Rewrite each line of the items below as a JSON list of strings, one string per line, with blank lines dropped. Leave the pictures out of your answer.

Working data:
= = = = =

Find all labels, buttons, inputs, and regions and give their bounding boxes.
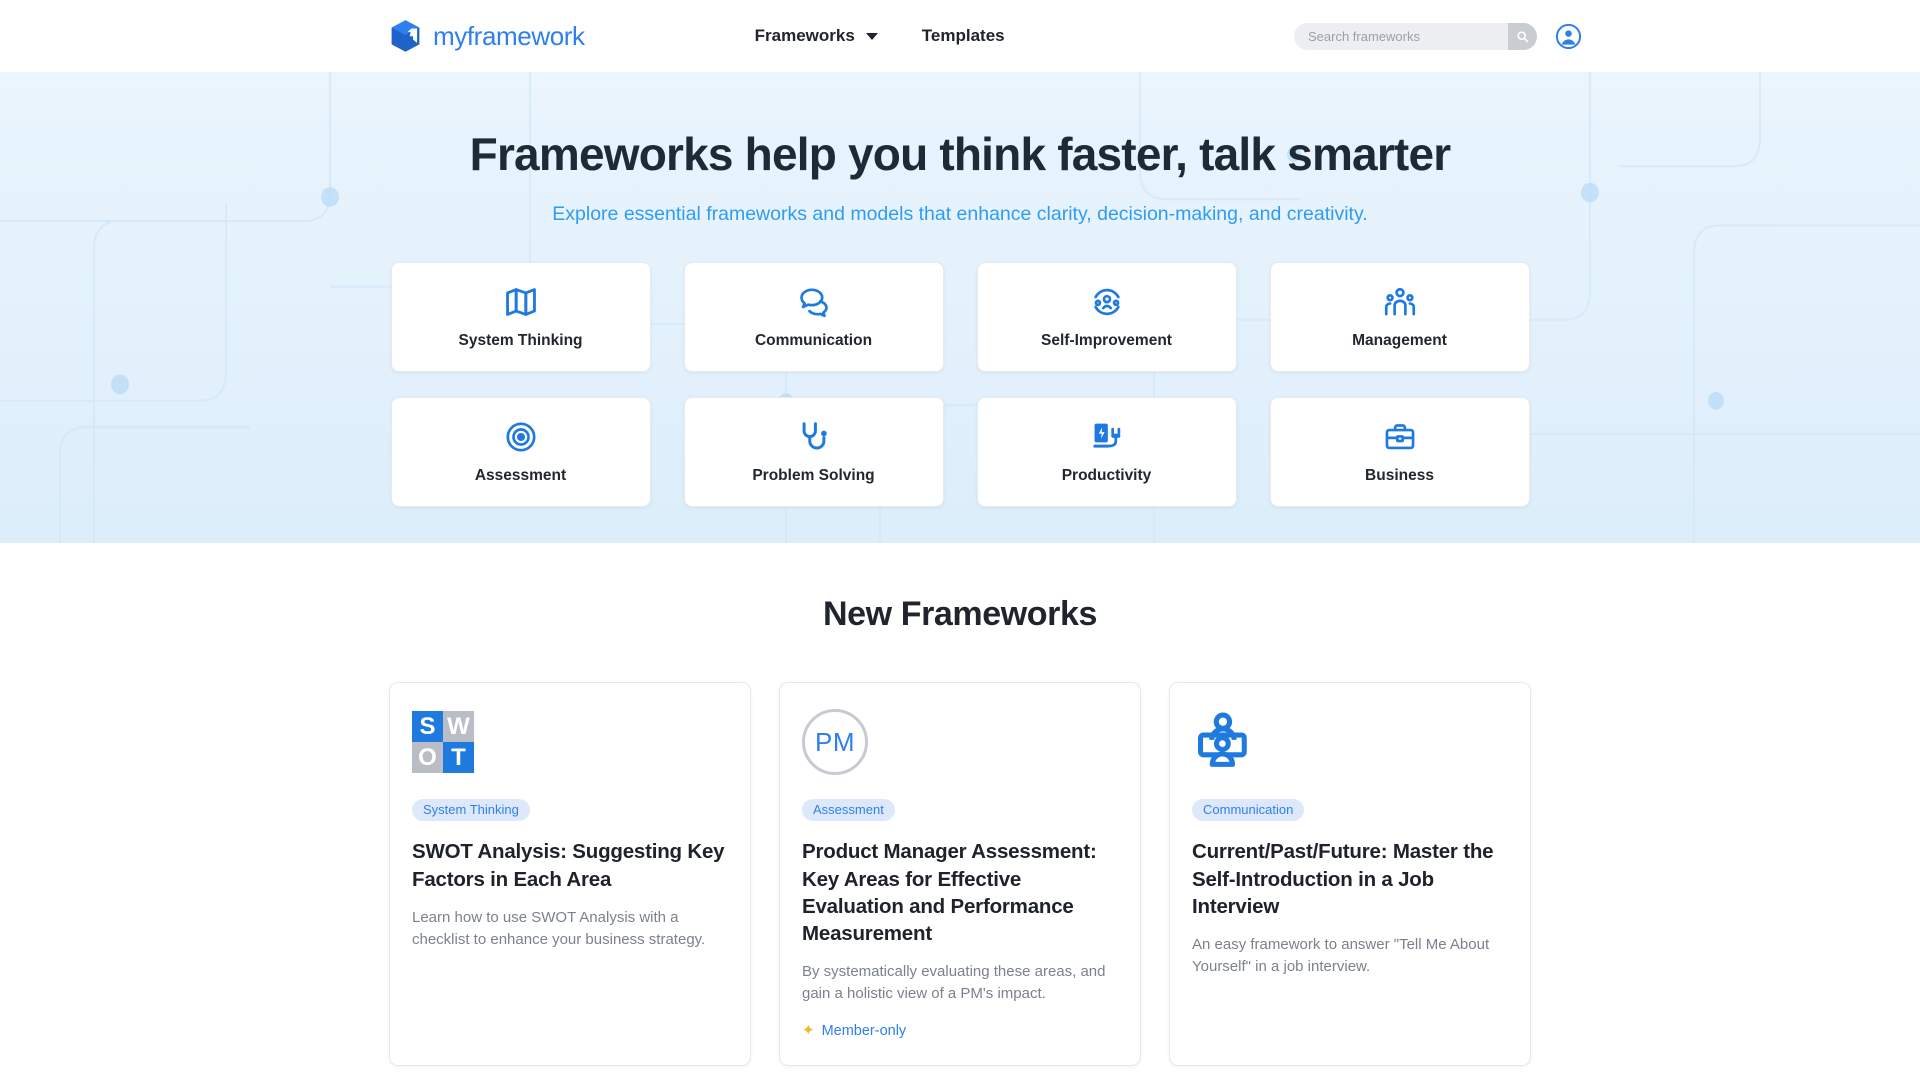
new-frameworks-section: New Frameworks S W O T System Thinking S…: [0, 543, 1920, 1080]
search-icon: [1517, 30, 1529, 42]
framework-thumbnail: [1192, 709, 1508, 775]
category-label: Business: [1365, 466, 1434, 484]
category-tag[interactable]: System Thinking: [412, 799, 530, 822]
category-label: Self-Improvement: [1041, 331, 1172, 349]
charging-station-icon: [1092, 423, 1120, 448]
target-icon: [505, 422, 536, 452]
category-card-business[interactable]: Business: [1269, 397, 1530, 508]
search-box[interactable]: [1294, 22, 1537, 50]
category-card-system-thinking[interactable]: System Thinking: [390, 262, 651, 373]
section-title: New Frameworks: [822, 595, 1098, 634]
account-circle-icon[interactable]: [1555, 23, 1582, 50]
page-title: Frameworks help you think faster, talk s…: [469, 128, 1451, 180]
framework-card-grid: S W O T System Thinking SWOT Analysis: S…: [389, 682, 1531, 1080]
framework-card[interactable]: S W O T System Thinking SWOT Analysis: S…: [389, 682, 751, 1066]
swot-letter-t: T: [443, 742, 474, 774]
cube-logo-icon: [391, 20, 420, 52]
nav-item-templates[interactable]: Templates: [922, 26, 1005, 46]
category-label: Assessment: [474, 466, 567, 484]
self-improvement-icon: [1093, 288, 1120, 315]
category-label: Management: [1352, 331, 1447, 349]
category-card-communication[interactable]: Communication: [683, 262, 944, 373]
search-input[interactable]: [1294, 28, 1508, 44]
category-tag[interactable]: Assessment: [802, 799, 895, 822]
framework-thumbnail: PM: [802, 709, 1118, 776]
hero-section: Frameworks help you think faster, talk s…: [0, 72, 1920, 544]
swot-grid-icon: S W O T: [412, 711, 474, 774]
brand-name: myframework: [433, 20, 585, 51]
people-group-icon: [1384, 287, 1415, 316]
framework-description: Learn how to use SWOT Analysis with a ch…: [412, 908, 706, 948]
category-card-assessment[interactable]: Assessment: [390, 397, 651, 508]
swot-letter-w: W: [443, 711, 474, 743]
framework-thumbnail: S W O T: [412, 709, 728, 775]
search-button[interactable]: [1508, 22, 1537, 50]
swot-letter-o: O: [412, 742, 443, 774]
framework-title: SWOT Analysis: Suggesting Key Factors in…: [412, 840, 725, 891]
nav-item-templates-label: Templates: [921, 26, 1005, 45]
framework-title: Product Manager Assessment: Key Areas fo…: [802, 840, 1097, 946]
sparkle-icon: ✦: [802, 1022, 815, 1040]
site-header: myframework Frameworks Templates: [0, 0, 1920, 72]
framework-card[interactable]: Communication Current/Past/Future: Maste…: [1169, 682, 1531, 1066]
category-label: Productivity: [1061, 466, 1152, 484]
hero-subtitle: Explore essential frameworks and models …: [552, 203, 1368, 226]
interview-person-icon: [1198, 712, 1247, 768]
briefcase-icon: [1385, 423, 1414, 450]
chat-bubbles-icon: [799, 288, 828, 317]
nav-item-frameworks-label: Frameworks: [754, 26, 855, 45]
map-icon: [505, 287, 536, 316]
member-only-label: Member-only: [821, 1022, 907, 1039]
nav-item-frameworks[interactable]: Frameworks: [755, 26, 878, 46]
framework-description: By systematically evaluating these areas…: [802, 963, 1106, 1003]
framework-title: Current/Past/Future: Master the Self-Int…: [1192, 840, 1494, 918]
category-label: Problem Solving: [752, 466, 875, 484]
framework-description: An easy framework to answer "Tell Me Abo…: [1192, 936, 1490, 975]
category-label: Communication: [754, 331, 873, 349]
pm-circle-icon: PM: [802, 709, 868, 776]
chevron-down-icon: [865, 32, 878, 40]
header-actions: [1294, 22, 1582, 50]
category-card-self-improvement[interactable]: Self-Improvement: [976, 262, 1237, 373]
stethoscope-icon: [802, 421, 827, 450]
category-label: System Thinking: [458, 331, 583, 349]
swot-letter-s: S: [412, 711, 443, 743]
member-only-badge: ✦ Member-only: [802, 1005, 1118, 1039]
category-card-problem-solving[interactable]: Problem Solving: [683, 397, 944, 508]
brand-logo[interactable]: myframework: [390, 19, 585, 53]
framework-card[interactable]: PM Assessment Product Manager Assessment…: [779, 682, 1141, 1066]
category-card-management[interactable]: Management: [1269, 262, 1530, 373]
category-grid: System Thinking Communication Self-Impro…: [389, 262, 1531, 508]
main-nav: Frameworks Templates: [755, 26, 1005, 46]
category-tag[interactable]: Communication: [1192, 799, 1305, 822]
category-card-productivity[interactable]: Productivity: [976, 397, 1237, 508]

= = = = =

Worked solution:
[
  "Find all labels, buttons, inputs, and regions and give their bounding boxes.",
  "new-frameworks-section: New Frameworks S W O T System Thinking S…: [0, 543, 1920, 1080]",
  "search-icon: [1517, 30, 1529, 42]",
  "framework-thumbnail: [1192, 709, 1508, 775]",
  "category-label: Business: [1365, 466, 1434, 484]",
  "category-tag[interactable]: System Thinking: [412, 799, 530, 822]",
  "category-label: Self-Improvement: [1041, 331, 1172, 349]",
  "charging-station-icon: [1092, 423, 1120, 448]",
  "target-icon: [505, 422, 536, 452]",
  "category-card-business[interactable]: Business: [1269, 397, 1530, 508]",
  "search-box[interactable]: [1294, 22, 1537, 50]",
  "category-card-system-thinking[interactable]: System Thinking: [390, 262, 651, 373]",
  "section-title: New Frameworks: [822, 595, 1098, 634]",
  "account-circle-icon[interactable]: [1555, 23, 1582, 50]",
  "page-title: Frameworks help you think faster, talk s…: [469, 128, 1451, 180]",
  "framework-card-grid: S W O T System Thinking SWOT Analysis: S…: [389, 682, 1531, 1080]",
  "framework-card[interactable]: S W O T System Thinking SWOT Analysis: S…: [389, 682, 751, 1066]",
  "swot-letter-t: T: [443, 742, 474, 774]",
  "cube-logo-icon: [391, 20, 420, 52]",
  "nav-item-templates[interactable]: Templates: [922, 26, 1005, 46]",
  "category-label: Assessment: [474, 466, 567, 484]",
  "self-improvement-icon: [1093, 288, 1120, 315]",
  "category-label: Management: [1352, 331, 1447, 349]",
  "category-card-communication[interactable]: Communication: [683, 262, 944, 373]",
  "search-input[interactable]: [1294, 28, 1508, 44]",
  "category-tag[interactable]: Assessment: [802, 799, 895, 822]",
  "framework-thumbnail: PM: [802, 709, 1118, 776]",
  "hero-section: Frameworks help you think faster, talk s…: [0, 72, 1920, 544]",
  "swot-grid-icon: S W O T: [412, 711, 474, 774]",
  "brand-name: myframework: [433, 20, 585, 51]",
  "people-group-icon: [1384, 287, 1415, 316]",
  "framework-description: Learn how to use SWOT Analysis with a ch…: [412, 908, 706, 948]",
  "category-card-assessment[interactable]: Assessment: [390, 397, 651, 508]",
  "swot-letter-w: W: [443, 711, 474, 743]",
  "framework-thumbnail: S W O T: [412, 709, 728, 775]",
  "search-button[interactable]: [1508, 22, 1537, 50]",
  "swot-letter-o: O: [412, 742, 443, 774]",
  "framework-title: SWOT Analysis: Suggesting Key Factors in…: [412, 840, 725, 891]",
  "nav-item-templates-label: Templates: [921, 26, 1005, 45]",
  "framework-title: Product Manager Assessment: Key Areas fo…: [802, 840, 1097, 946]",
  "sparkle-icon: ✦: [802, 1022, 815, 1040]",
  "site-header: myframework Frameworks Templates: [0, 0, 1920, 72]",
  "framework-card[interactable]: Communication Current/Past/Future: Maste…: [1169, 682, 1531, 1066]",
  "category-label: Productivity: [1061, 466, 1152, 484]",
  "hero-subtitle: Explore essential frameworks and models …: [552, 203, 1368, 226]",
  "interview-person-icon: [1198, 712, 1247, 768]",
  "briefcase-icon: [1385, 423, 1414, 450]",
  "chat-bubbles-icon: [799, 288, 828, 317]",
  "nav-item-frameworks-label: Frameworks: [754, 26, 855, 45]",
  "map-icon: [505, 287, 536, 316]",
  "member-only-label: Member-only: [821, 1022, 907, 1039]",
  "nav-item-frameworks[interactable]: Frameworks: [755, 26, 878, 46]",
  "framework-description: By systematically evaluating these areas…: [802, 963, 1106, 1003]",
  "framework-title: Current/Past/Future: Master the Self-Int…: [1192, 840, 1494, 918]",
  "category-label: Problem Solving: [752, 466, 875, 484]",
  "framework-description: An easy framework to answer \"Tell Me Abo…: [1192, 936, 1490, 975]",
  "category-label: Communication: [754, 331, 873, 349]",
  "pm-circle-icon: PM: [802, 709, 868, 776]",
  "chevron-down-icon: [865, 32, 878, 40]",
  "header-actions: [1294, 22, 1582, 50]",
  "category-card-self-improvement[interactable]: Self-Improvement: [976, 262, 1237, 373]",
  "stethoscope-icon: [802, 421, 827, 450]",
  "category-label: System Thinking: [458, 331, 583, 349]",
  "swot-letter-s: S: [412, 711, 443, 743]",
  "member-only-badge: ✦ Member-only: [802, 1005, 1118, 1039]",
  "category-card-problem-solving[interactable]: Problem Solving: [683, 397, 944, 508]",
  "brand-logo[interactable]: myframework: [390, 19, 585, 53]",
  "framework-card[interactable]: PM Assessment Product Manager Assessment…: [779, 682, 1141, 1066]",
  "category-card-management[interactable]: Management: [1269, 262, 1530, 373]",
  "category-grid: System Thinking Communication Self-Impro…: [389, 262, 1531, 508]",
  "main-nav: Frameworks Templates: [755, 26, 1005, 46]",
  "category-tag[interactable]: Communication: [1192, 799, 1305, 822]",
  "category-card-productivity[interactable]: Productivity: [976, 397, 1237, 508]"
]